# [Directive]
Tally every line of the material that includes "recherche", then give the tally and nothing else.
[begin Data supplied]
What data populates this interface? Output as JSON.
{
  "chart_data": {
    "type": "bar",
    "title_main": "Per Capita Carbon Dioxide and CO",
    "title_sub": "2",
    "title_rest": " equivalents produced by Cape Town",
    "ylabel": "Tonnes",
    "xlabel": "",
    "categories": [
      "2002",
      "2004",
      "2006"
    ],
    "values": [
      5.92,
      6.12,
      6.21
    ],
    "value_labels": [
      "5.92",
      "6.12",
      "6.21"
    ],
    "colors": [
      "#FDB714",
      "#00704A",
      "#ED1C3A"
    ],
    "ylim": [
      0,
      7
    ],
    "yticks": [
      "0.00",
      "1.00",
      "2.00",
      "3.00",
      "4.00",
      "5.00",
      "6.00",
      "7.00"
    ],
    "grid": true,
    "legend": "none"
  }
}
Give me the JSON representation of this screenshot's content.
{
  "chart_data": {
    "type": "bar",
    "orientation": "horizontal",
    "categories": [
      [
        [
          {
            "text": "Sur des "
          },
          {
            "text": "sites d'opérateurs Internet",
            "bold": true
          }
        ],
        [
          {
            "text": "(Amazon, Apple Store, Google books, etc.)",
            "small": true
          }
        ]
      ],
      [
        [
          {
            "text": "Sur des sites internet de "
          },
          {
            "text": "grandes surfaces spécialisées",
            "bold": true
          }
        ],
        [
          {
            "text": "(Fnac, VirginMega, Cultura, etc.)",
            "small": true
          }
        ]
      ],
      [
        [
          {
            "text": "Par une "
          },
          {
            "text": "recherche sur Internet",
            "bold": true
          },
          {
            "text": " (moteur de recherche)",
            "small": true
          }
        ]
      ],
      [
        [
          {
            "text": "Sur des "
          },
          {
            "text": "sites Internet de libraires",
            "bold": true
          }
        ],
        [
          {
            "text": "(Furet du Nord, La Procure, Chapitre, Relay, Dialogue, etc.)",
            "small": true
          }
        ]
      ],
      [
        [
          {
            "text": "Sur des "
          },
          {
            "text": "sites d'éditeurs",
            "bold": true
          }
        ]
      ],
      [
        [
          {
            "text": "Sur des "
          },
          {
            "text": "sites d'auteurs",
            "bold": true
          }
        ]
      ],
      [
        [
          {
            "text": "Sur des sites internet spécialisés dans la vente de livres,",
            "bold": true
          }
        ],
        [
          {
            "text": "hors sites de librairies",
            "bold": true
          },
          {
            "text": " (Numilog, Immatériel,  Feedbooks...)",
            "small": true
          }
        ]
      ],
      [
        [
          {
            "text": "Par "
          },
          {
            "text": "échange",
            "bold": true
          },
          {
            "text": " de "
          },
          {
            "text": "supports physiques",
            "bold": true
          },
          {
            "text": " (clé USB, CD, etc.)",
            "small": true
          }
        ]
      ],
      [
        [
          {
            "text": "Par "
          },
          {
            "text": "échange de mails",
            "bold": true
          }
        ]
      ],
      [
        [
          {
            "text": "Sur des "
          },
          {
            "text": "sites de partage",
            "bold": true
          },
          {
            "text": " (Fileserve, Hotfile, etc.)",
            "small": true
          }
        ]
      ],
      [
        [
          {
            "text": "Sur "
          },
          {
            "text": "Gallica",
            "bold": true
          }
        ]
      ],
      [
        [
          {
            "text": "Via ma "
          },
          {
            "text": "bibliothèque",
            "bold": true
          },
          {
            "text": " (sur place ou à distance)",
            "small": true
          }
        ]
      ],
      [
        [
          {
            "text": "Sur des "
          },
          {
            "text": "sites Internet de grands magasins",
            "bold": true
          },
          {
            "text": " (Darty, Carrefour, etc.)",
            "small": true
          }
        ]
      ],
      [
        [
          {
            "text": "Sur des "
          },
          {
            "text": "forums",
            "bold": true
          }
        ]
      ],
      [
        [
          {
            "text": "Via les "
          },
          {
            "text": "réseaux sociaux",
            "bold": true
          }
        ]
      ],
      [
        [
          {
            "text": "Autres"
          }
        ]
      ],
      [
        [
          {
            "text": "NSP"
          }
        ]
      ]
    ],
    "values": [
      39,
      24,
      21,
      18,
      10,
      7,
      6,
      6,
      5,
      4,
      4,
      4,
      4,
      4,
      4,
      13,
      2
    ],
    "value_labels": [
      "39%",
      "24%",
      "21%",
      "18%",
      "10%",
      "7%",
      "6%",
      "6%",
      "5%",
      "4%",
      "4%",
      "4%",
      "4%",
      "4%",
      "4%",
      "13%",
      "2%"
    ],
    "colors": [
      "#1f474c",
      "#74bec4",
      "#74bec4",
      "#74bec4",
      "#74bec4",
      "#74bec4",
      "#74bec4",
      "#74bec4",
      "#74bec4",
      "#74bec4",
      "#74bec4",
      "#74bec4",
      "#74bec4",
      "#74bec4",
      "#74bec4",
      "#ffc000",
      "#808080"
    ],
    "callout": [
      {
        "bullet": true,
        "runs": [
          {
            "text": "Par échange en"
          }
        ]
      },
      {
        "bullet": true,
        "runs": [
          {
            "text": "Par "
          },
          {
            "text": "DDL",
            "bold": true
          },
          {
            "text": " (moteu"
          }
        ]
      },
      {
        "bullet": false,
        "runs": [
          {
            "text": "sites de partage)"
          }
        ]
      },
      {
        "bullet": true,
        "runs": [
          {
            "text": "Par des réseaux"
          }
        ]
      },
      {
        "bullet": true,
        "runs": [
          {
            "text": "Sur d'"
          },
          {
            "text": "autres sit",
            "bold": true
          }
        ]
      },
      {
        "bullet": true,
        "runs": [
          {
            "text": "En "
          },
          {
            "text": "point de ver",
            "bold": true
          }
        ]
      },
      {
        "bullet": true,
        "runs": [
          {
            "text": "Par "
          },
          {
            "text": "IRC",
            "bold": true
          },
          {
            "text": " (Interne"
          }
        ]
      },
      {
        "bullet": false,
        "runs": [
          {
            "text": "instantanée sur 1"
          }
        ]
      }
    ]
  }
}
[end Data supplied]
# [Response]
2